Dataset rows about figures
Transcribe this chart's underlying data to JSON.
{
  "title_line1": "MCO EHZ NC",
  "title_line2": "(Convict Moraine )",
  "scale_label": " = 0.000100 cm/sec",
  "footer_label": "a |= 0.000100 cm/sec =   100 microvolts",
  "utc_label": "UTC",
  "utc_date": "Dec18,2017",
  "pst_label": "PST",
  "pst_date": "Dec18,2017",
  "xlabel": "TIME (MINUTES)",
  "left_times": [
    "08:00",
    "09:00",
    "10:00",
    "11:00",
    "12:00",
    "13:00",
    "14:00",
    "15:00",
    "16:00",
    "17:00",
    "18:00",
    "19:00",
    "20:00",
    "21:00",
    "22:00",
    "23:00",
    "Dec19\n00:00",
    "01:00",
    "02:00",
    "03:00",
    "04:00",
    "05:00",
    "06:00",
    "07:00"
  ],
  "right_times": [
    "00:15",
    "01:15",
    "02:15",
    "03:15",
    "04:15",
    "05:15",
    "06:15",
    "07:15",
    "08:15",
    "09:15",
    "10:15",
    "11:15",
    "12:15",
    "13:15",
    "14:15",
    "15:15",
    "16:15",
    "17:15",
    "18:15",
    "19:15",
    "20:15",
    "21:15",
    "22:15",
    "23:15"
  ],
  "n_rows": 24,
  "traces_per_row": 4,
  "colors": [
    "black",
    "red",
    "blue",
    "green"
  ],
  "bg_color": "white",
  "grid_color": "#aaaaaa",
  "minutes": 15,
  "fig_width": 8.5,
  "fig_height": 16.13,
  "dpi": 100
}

Challenge:
Your task is to repeat the data exactly, with nothing left out.

The solution:
Transcribe this chart's underlying data to JSON.
{
  "title_line1": "MCO EHZ NC",
  "title_line2": "(Convict Moraine )",
  "scale_label": " = 0.000100 cm/sec",
  "footer_label": "a |= 0.000100 cm/sec =   100 microvolts",
  "utc_label": "UTC",
  "utc_date": "Dec18,2017",
  "pst_label": "PST",
  "pst_date": "Dec18,2017",
  "xlabel": "TIME (MINUTES)",
  "left_times": [
    "08:00",
    "09:00",
    "10:00",
    "11:00",
    "12:00",
    "13:00",
    "14:00",
    "15:00",
    "16:00",
    "17:00",
    "18:00",
    "19:00",
    "20:00",
    "21:00",
    "22:00",
    "23:00",
    "Dec19\n00:00",
    "01:00",
    "02:00",
    "03:00",
    "04:00",
    "05:00",
    "06:00",
    "07:00"
  ],
  "right_times": [
    "00:15",
    "01:15",
    "02:15",
    "03:15",
    "04:15",
    "05:15",
    "06:15",
    "07:15",
    "08:15",
    "09:15",
    "10:15",
    "11:15",
    "12:15",
    "13:15",
    "14:15",
    "15:15",
    "16:15",
    "17:15",
    "18:15",
    "19:15",
    "20:15",
    "21:15",
    "22:15",
    "23:15"
  ],
  "n_rows": 24,
  "traces_per_row": 4,
  "colors": [
    "black",
    "red",
    "blue",
    "green"
  ],
  "bg_color": "white",
  "grid_color": "#aaaaaa",
  "minutes": 15,
  "fig_width": 8.5,
  "fig_height": 16.13,
  "dpi": 100
}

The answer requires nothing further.